__Task directions__
Please write out the complete listing that follows, exactly as it reads.

==============================

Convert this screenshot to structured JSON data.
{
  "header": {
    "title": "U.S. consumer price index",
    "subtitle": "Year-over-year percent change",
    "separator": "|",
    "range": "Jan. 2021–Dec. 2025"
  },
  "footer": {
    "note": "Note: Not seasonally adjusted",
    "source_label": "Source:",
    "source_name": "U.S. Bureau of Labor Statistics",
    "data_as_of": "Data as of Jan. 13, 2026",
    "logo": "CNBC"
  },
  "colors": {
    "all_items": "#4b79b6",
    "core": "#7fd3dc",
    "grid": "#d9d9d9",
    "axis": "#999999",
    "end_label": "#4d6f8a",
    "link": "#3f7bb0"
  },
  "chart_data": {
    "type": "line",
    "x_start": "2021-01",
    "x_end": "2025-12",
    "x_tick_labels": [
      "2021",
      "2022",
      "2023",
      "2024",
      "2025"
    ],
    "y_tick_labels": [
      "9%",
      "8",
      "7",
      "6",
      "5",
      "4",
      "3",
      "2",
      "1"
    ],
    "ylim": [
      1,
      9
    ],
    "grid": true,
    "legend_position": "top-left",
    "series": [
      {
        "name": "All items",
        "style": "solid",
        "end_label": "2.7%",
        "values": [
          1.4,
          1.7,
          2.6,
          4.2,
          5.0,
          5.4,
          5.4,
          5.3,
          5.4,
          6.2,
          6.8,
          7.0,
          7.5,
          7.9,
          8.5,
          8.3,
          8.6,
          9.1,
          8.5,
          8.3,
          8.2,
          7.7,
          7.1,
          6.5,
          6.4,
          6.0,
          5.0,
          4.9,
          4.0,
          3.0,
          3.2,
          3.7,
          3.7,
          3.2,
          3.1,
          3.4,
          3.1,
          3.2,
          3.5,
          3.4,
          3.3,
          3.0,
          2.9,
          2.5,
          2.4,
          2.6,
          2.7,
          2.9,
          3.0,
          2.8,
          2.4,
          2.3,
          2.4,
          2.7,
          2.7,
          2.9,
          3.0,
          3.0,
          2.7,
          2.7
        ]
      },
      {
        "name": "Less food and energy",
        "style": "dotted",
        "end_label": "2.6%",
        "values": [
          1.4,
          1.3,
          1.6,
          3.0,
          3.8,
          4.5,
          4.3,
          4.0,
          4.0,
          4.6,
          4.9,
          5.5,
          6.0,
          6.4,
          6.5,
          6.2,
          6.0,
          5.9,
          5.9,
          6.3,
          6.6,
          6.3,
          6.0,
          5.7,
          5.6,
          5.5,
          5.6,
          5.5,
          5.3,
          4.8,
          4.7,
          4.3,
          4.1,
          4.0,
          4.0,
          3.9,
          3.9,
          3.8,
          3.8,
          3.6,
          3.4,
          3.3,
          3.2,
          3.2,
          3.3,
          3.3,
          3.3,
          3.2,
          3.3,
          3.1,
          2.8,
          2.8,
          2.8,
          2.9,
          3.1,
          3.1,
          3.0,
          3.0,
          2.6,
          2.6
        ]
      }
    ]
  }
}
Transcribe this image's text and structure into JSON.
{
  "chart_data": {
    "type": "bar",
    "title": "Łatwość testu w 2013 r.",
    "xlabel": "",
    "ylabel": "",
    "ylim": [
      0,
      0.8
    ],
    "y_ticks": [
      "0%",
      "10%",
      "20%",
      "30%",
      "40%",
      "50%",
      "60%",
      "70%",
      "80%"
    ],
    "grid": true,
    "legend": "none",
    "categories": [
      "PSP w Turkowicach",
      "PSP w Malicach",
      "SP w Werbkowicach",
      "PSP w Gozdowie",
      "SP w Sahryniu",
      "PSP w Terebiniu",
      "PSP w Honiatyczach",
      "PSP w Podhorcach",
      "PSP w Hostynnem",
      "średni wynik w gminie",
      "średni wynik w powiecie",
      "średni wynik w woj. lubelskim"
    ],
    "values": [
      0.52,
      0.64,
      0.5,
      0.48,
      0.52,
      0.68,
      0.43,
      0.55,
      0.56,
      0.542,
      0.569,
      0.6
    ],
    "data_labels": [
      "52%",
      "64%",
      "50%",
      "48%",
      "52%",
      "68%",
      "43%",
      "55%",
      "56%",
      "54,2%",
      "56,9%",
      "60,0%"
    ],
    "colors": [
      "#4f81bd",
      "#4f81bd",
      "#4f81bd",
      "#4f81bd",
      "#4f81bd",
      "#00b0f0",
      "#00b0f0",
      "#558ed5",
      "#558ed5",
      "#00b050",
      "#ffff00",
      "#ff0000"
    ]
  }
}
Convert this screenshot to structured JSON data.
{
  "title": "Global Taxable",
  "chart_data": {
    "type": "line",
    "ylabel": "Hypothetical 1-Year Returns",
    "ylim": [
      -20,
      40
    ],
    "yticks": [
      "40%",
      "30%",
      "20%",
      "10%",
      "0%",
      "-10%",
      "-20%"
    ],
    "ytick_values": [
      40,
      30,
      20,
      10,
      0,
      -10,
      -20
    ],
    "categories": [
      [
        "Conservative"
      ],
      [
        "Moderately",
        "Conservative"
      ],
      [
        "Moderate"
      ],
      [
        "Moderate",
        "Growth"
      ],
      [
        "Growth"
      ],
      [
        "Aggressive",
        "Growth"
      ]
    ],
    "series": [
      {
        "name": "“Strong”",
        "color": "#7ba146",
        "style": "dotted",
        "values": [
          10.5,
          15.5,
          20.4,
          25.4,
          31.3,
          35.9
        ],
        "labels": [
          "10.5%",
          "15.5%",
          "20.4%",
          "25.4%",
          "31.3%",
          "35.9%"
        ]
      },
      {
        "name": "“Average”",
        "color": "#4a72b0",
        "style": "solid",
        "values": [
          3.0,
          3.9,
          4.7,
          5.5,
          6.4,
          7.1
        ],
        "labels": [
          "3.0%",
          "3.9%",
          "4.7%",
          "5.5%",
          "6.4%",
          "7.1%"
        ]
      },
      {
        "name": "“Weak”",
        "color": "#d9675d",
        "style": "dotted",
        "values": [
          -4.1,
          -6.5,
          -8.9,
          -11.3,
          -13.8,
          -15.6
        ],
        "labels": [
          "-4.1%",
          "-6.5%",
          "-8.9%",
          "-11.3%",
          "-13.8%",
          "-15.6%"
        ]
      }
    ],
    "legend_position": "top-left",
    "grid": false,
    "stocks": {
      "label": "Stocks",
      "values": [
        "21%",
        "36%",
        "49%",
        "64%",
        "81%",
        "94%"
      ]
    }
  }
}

==============================

__Task answer__
Convert this screenshot to structured JSON data.
{
  "header": {
    "title": "U.S. consumer price index",
    "subtitle": "Year-over-year percent change",
    "separator": "|",
    "range": "Jan. 2021–Dec. 2025"
  },
  "footer": {
    "note": "Note: Not seasonally adjusted",
    "source_label": "Source:",
    "source_name": "U.S. Bureau of Labor Statistics",
    "data_as_of": "Data as of Jan. 13, 2026",
    "logo": "CNBC"
  },
  "colors": {
    "all_items": "#4b79b6",
    "core": "#7fd3dc",
    "grid": "#d9d9d9",
    "axis": "#999999",
    "end_label": "#4d6f8a",
    "link": "#3f7bb0"
  },
  "chart_data": {
    "type": "line",
    "x_start": "2021-01",
    "x_end": "2025-12",
    "x_tick_labels": [
      "2021",
      "2022",
      "2023",
      "2024",
      "2025"
    ],
    "y_tick_labels": [
      "9%",
      "8",
      "7",
      "6",
      "5",
      "4",
      "3",
      "2",
      "1"
    ],
    "ylim": [
      1,
      9
    ],
    "grid": true,
    "legend_position": "top-left",
    "series": [
      {
        "name": "All items",
        "style": "solid",
        "end_label": "2.7%",
        "values": [
          1.4,
          1.7,
          2.6,
          4.2,
          5.0,
          5.4,
          5.4,
          5.3,
          5.4,
          6.2,
          6.8,
          7.0,
          7.5,
          7.9,
          8.5,
          8.3,
          8.6,
          9.1,
          8.5,
          8.3,
          8.2,
          7.7,
          7.1,
          6.5,
          6.4,
          6.0,
          5.0,
          4.9,
          4.0,
          3.0,
          3.2,
          3.7,
          3.7,
          3.2,
          3.1,
          3.4,
          3.1,
          3.2,
          3.5,
          3.4,
          3.3,
          3.0,
          2.9,
          2.5,
          2.4,
          2.6,
          2.7,
          2.9,
          3.0,
          2.8,
          2.4,
          2.3,
          2.4,
          2.7,
          2.7,
          2.9,
          3.0,
          3.0,
          2.7,
          2.7
        ]
      },
      {
        "name": "Less food and energy",
        "style": "dotted",
        "end_label": "2.6%",
        "values": [
          1.4,
          1.3,
          1.6,
          3.0,
          3.8,
          4.5,
          4.3,
          4.0,
          4.0,
          4.6,
          4.9,
          5.5,
          6.0,
          6.4,
          6.5,
          6.2,
          6.0,
          5.9,
          5.9,
          6.3,
          6.6,
          6.3,
          6.0,
          5.7,
          5.6,
          5.5,
          5.6,
          5.5,
          5.3,
          4.8,
          4.7,
          4.3,
          4.1,
          4.0,
          4.0,
          3.9,
          3.9,
          3.8,
          3.8,
          3.6,
          3.4,
          3.3,
          3.2,
          3.2,
          3.3,
          3.3,
          3.3,
          3.2,
          3.3,
          3.1,
          2.8,
          2.8,
          2.8,
          2.9,
          3.1,
          3.1,
          3.0,
          3.0,
          2.6,
          2.6
        ]
      }
    ]
  }
}
Transcribe this image's text and structure into JSON.
{
  "chart_data": {
    "type": "bar",
    "title": "Łatwość testu w 2013 r.",
    "xlabel": "",
    "ylabel": "",
    "ylim": [
      0,
      0.8
    ],
    "y_ticks": [
      "0%",
      "10%",
      "20%",
      "30%",
      "40%",
      "50%",
      "60%",
      "70%",
      "80%"
    ],
    "grid": true,
    "legend": "none",
    "categories": [
      "PSP w Turkowicach",
      "PSP w Malicach",
      "SP w Werbkowicach",
      "PSP w Gozdowie",
      "SP w Sahryniu",
      "PSP w Terebiniu",
      "PSP w Honiatyczach",
      "PSP w Podhorcach",
      "PSP w Hostynnem",
      "średni wynik w gminie",
      "średni wynik w powiecie",
      "średni wynik w woj. lubelskim"
    ],
    "values": [
      0.52,
      0.64,
      0.5,
      0.48,
      0.52,
      0.68,
      0.43,
      0.55,
      0.56,
      0.542,
      0.569,
      0.6
    ],
    "data_labels": [
      "52%",
      "64%",
      "50%",
      "48%",
      "52%",
      "68%",
      "43%",
      "55%",
      "56%",
      "54,2%",
      "56,9%",
      "60,0%"
    ],
    "colors": [
      "#4f81bd",
      "#4f81bd",
      "#4f81bd",
      "#4f81bd",
      "#4f81bd",
      "#00b0f0",
      "#00b0f0",
      "#558ed5",
      "#558ed5",
      "#00b050",
      "#ffff00",
      "#ff0000"
    ]
  }
}
Convert this screenshot to structured JSON data.
{
  "title": "Global Taxable",
  "chart_data": {
    "type": "line",
    "ylabel": "Hypothetical 1-Year Returns",
    "ylim": [
      -20,
      40
    ],
    "yticks": [
      "40%",
      "30%",
      "20%",
      "10%",
      "0%",
      "-10%",
      "-20%"
    ],
    "ytick_values": [
      40,
      30,
      20,
      10,
      0,
      -10,
      -20
    ],
    "categories": [
      [
        "Conservative"
      ],
      [
        "Moderately",
        "Conservative"
      ],
      [
        "Moderate"
      ],
      [
        "Moderate",
        "Growth"
      ],
      [
        "Growth"
      ],
      [
        "Aggressive",
        "Growth"
      ]
    ],
    "series": [
      {
        "name": "“Strong”",
        "color": "#7ba146",
        "style": "dotted",
        "values": [
          10.5,
          15.5,
          20.4,
          25.4,
          31.3,
          35.9
        ],
        "labels": [
          "10.5%",
          "15.5%",
          "20.4%",
          "25.4%",
          "31.3%",
          "35.9%"
        ]
      },
      {
        "name": "“Average”",
        "color": "#4a72b0",
        "style": "solid",
        "values": [
          3.0,
          3.9,
          4.7,
          5.5,
          6.4,
          7.1
        ],
        "labels": [
          "3.0%",
          "3.9%",
          "4.7%",
          "5.5%",
          "6.4%",
          "7.1%"
        ]
      },
      {
        "name": "“Weak”",
        "color": "#d9675d",
        "style": "dotted",
        "values": [
          -4.1,
          -6.5,
          -8.9,
          -11.3,
          -13.8,
          -15.6
        ],
        "labels": [
          "-4.1%",
          "-6.5%",
          "-8.9%",
          "-11.3%",
          "-13.8%",
          "-15.6%"
        ]
      }
    ],
    "legend_position": "top-left",
    "grid": false,
    "stocks": {
      "label": "Stocks",
      "values": [
        "21%",
        "36%",
        "49%",
        "64%",
        "81%",
        "94%"
      ]
    }
  }
}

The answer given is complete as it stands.